__Material for this exercise__.
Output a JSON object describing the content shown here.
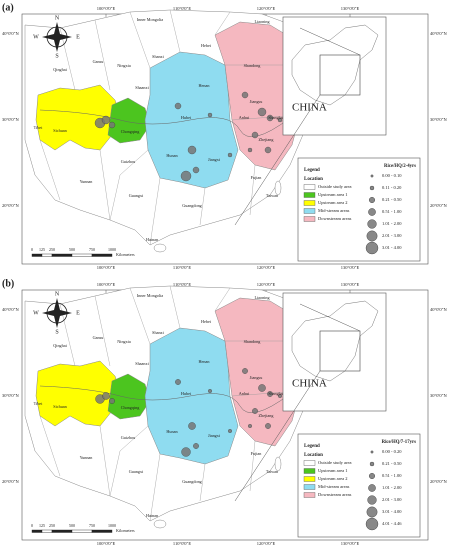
{
  "panels": [
    {
      "label": "(a)",
      "legend_title": "Rice/HQ/2-4yrs",
      "classes": [
        "0.00 - 0.10",
        "0.11 - 0.20",
        "0.21 - 0.50",
        "0.51 - 1.00",
        "1.01 - 2.00",
        "2.01 - 3.00",
        "3.01 - 4.00"
      ]
    },
    {
      "label": "(b)",
      "legend_title": "Rice/HQ/7-17yrs",
      "classes": [
        "0.00 - 0.20",
        "0.21 - 0.50",
        "0.51 - 1.00",
        "1.01 - 2.00",
        "2.01 - 3.00",
        "3.01 - 4.00",
        "4.01 - 4.46"
      ]
    }
  ],
  "lon_labels": [
    "100°0'0\"E",
    "110°0'0\"E",
    "120°0'0\"E",
    "130°0'0\"E"
  ],
  "lat_labels": [
    "40°0'0\"N",
    "30°0'0\"N",
    "20°0'0\"N"
  ],
  "compass": [
    "N",
    "E",
    "S",
    "W"
  ],
  "provinces": [
    "Inner Mongolia",
    "Liaoning",
    "Qinghai",
    "Gansu",
    "Ningxia",
    "Shanxi",
    "Hebei",
    "Shaanxi",
    "Shandong",
    "Henan",
    "Jiangsu",
    "Sichuan",
    "Chongqing",
    "Hubei",
    "Anhui",
    "Shanghai",
    "Zhejiang",
    "Tibet",
    "Hunan",
    "Jiangxi",
    "Guizhou",
    "Fujian",
    "Yunnan",
    "Guangxi",
    "Guangdong",
    "Taiwan",
    "Hainan"
  ],
  "inset_label": "CHINA",
  "scale": {
    "ticks": [
      "0",
      "125",
      "250",
      "500",
      "750",
      "1000"
    ],
    "unit": "Kilometers"
  },
  "legend": {
    "title": "Legend",
    "subtitle": "Location",
    "items": [
      "Outside study area",
      "Upstream area 1",
      "Upstream area 2",
      "Mid-stream areas",
      "Downstream areas"
    ]
  }
}
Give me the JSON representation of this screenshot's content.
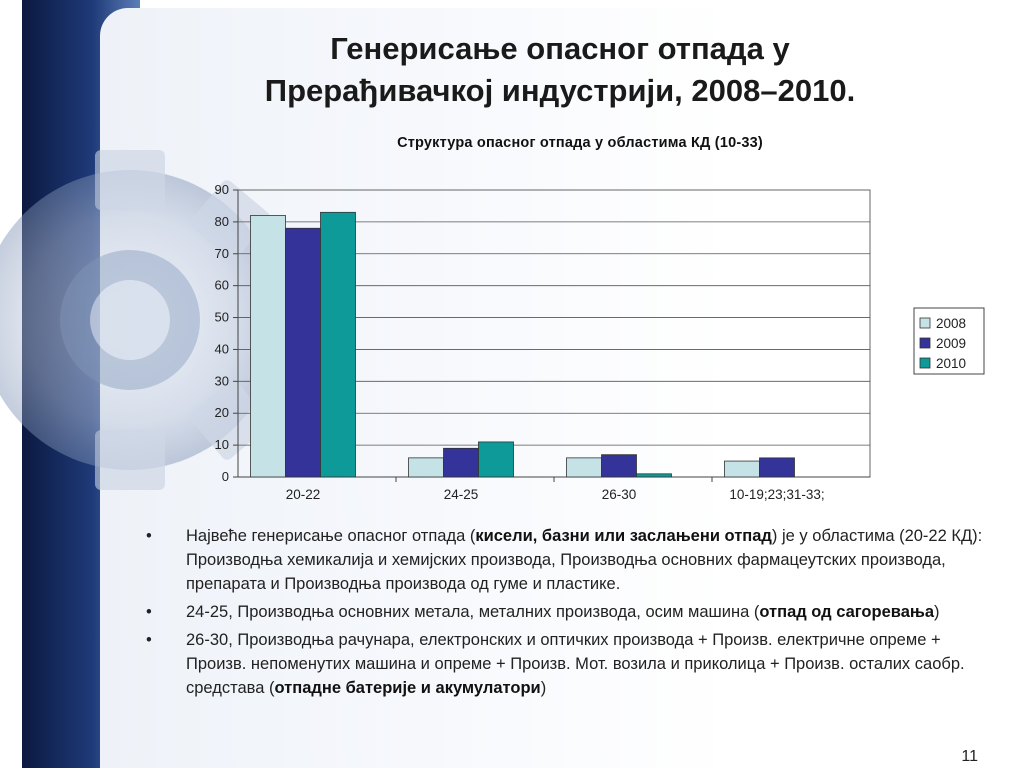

__Task requirements__. Reproduce the entries above word for word. Pictures stay out.

__Written answer__.
Output a JSON object describing the content shown here.
{
  "panels": [
    {
      "label": "(a)",
      "legend_title": "Rice/HQ/2-4yrs",
      "classes": [
        "0.00 - 0.10",
        "0.11 - 0.20",
        "0.21 - 0.50",
        "0.51 - 1.00",
        "1.01 - 2.00",
        "2.01 - 3.00",
        "3.01 - 4.00"
      ]
    },
    {
      "label": "(b)",
      "legend_title": "Rice/HQ/7-17yrs",
      "classes": [
        "0.00 - 0.20",
        "0.21 - 0.50",
        "0.51 - 1.00",
        "1.01 - 2.00",
        "2.01 - 3.00",
        "3.01 - 4.00",
        "4.01 - 4.46"
      ]
    }
  ],
  "lon_labels": [
    "100°0'0\"E",
    "110°0'0\"E",
    "120°0'0\"E",
    "130°0'0\"E"
  ],
  "lat_labels": [
    "40°0'0\"N",
    "30°0'0\"N",
    "20°0'0\"N"
  ],
  "compass": [
    "N",
    "E",
    "S",
    "W"
  ],
  "provinces": [
    "Inner Mongolia",
    "Liaoning",
    "Qinghai",
    "Gansu",
    "Ningxia",
    "Shanxi",
    "Hebei",
    "Shaanxi",
    "Shandong",
    "Henan",
    "Jiangsu",
    "Sichuan",
    "Chongqing",
    "Hubei",
    "Anhui",
    "Shanghai",
    "Zhejiang",
    "Tibet",
    "Hunan",
    "Jiangxi",
    "Guizhou",
    "Fujian",
    "Yunnan",
    "Guangxi",
    "Guangdong",
    "Taiwan",
    "Hainan"
  ],
  "inset_label": "CHINA",
  "scale": {
    "ticks": [
      "0",
      "125",
      "250",
      "500",
      "750",
      "1000"
    ],
    "unit": "Kilometers"
  },
  "legend": {
    "title": "Legend",
    "subtitle": "Location",
    "items": [
      "Outside study area",
      "Upstream area 1",
      "Upstream area 2",
      "Mid-stream areas",
      "Downstream areas"
    ]
  }
}
Give me the JSON representation of this screenshot's content.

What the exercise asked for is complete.